> _TASK REQUIREMENTS_
Write down each entry again, exactly as it reads.

> _INPUT_

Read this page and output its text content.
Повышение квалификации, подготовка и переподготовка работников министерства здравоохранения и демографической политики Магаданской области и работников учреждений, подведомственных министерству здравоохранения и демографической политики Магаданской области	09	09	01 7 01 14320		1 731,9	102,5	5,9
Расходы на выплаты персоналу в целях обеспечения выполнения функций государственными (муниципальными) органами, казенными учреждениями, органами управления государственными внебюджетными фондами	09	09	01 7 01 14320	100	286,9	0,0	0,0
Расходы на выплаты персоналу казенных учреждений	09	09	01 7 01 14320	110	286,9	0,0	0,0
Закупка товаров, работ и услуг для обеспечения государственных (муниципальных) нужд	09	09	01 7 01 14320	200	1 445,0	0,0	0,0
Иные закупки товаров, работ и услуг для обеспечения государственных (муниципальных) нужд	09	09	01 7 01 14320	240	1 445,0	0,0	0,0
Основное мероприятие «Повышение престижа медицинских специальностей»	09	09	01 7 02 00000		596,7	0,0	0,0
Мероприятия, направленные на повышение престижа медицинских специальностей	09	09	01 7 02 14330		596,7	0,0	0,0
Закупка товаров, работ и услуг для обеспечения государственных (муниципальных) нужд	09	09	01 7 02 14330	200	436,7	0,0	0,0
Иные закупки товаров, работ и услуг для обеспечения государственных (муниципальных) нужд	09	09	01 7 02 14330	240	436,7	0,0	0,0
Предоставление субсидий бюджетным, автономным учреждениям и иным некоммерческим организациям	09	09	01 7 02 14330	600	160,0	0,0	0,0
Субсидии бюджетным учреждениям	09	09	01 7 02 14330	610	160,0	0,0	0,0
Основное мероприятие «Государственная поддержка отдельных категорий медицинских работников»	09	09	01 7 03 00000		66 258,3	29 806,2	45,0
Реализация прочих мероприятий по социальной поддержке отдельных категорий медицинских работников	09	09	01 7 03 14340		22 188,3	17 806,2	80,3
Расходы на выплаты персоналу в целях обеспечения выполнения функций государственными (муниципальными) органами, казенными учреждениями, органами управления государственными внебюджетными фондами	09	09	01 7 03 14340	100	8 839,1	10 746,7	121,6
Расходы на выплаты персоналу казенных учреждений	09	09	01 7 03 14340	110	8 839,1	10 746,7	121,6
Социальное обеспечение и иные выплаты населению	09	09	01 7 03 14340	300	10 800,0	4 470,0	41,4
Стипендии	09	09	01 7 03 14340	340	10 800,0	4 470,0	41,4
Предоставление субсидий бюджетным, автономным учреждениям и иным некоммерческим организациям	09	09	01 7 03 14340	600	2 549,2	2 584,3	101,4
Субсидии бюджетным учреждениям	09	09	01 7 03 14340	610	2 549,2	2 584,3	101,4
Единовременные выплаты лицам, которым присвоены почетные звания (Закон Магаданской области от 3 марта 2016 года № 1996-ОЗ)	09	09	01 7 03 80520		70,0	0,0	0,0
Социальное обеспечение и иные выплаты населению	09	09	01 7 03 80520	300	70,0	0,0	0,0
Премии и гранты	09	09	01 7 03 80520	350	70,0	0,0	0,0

> _SOLUTION_
Read this page and output its text content.
Повышение квалификации, подготовка и переподготовка работников министерства здравоохранения и демографической политики Магаданской области и работников учреждений, подведомственных министерству здравоохранения и демографической политики Магаданской области	09	09	01 7 01 14320		1 731,9	102,5	5,9
Расходы на выплаты персоналу в целях обеспечения выполнения функций государственными (муниципальными) органами, казенными учреждениями, органами управления государственными внебюджетными фондами	09	09	01 7 01 14320	100	286,9	0,0	0,0
Расходы на выплаты персоналу казенных учреждений	09	09	01 7 01 14320	110	286,9	0,0	0,0
Закупка товаров, работ и услуг для обеспечения государственных (муниципальных) нужд	09	09	01 7 01 14320	200	1 445,0	0,0	0,0
Иные закупки товаров, работ и услуг для обеспечения государственных (муниципальных) нужд	09	09	01 7 01 14320	240	1 445,0	0,0	0,0
Основное мероприятие «Повышение престижа медицинских специальностей»	09	09	01 7 02 00000		596,7	0,0	0,0
Мероприятия, направленные на повышение престижа медицинских специальностей	09	09	01 7 02 14330		596,7	0,0	0,0
Закупка товаров, работ и услуг для обеспечения государственных (муниципальных) нужд	09	09	01 7 02 14330	200	436,7	0,0	0,0
Иные закупки товаров, работ и услуг для обеспечения государственных (муниципальных) нужд	09	09	01 7 02 14330	240	436,7	0,0	0,0
Предоставление субсидий бюджетным, автономным учреждениям и иным некоммерческим организациям	09	09	01 7 02 14330	600	160,0	0,0	0,0
Субсидии бюджетным учреждениям	09	09	01 7 02 14330	610	160,0	0,0	0,0
Основное мероприятие «Государственная поддержка отдельных категорий медицинских работников»	09	09	01 7 03 00000		66 258,3	29 806,2	45,0
Реализация прочих мероприятий по социальной поддержке отдельных категорий медицинских работников	09	09	01 7 03 14340		22 188,3	17 806,2	80,3
Расходы на выплаты персоналу в целях обеспечения выполнения функций государственными (муниципальными) органами, казенными учреждениями, органами управления государственными внебюджетными фондами	09	09	01 7 03 14340	100	8 839,1	10 746,7	121,6
Расходы на выплаты персоналу казенных учреждений	09	09	01 7 03 14340	110	8 839,1	10 746,7	121,6
Социальное обеспечение и иные выплаты населению	09	09	01 7 03 14340	300	10 800,0	4 470,0	41,4
Стипендии	09	09	01 7 03 14340	340	10 800,0	4 470,0	41,4
Предоставление субсидий бюджетным, автономным учреждениям и иным некоммерческим организациям	09	09	01 7 03 14340	600	2 549,2	2 584,3	101,4
Субсидии бюджетным учреждениям	09	09	01 7 03 14340	610	2 549,2	2 584,3	101,4
Единовременные выплаты лицам, которым присвоены почетные звания (Закон Магаданской области от 3 марта 2016 года № 1996-ОЗ)	09	09	01 7 03 80520		70,0	0,0	0,0
Социальное обеспечение и иные выплаты населению	09	09	01 7 03 80520	300	70,0	0,0	0,0
Премии и гранты	09	09	01 7 03 80520	350	70,0	0,0	0,0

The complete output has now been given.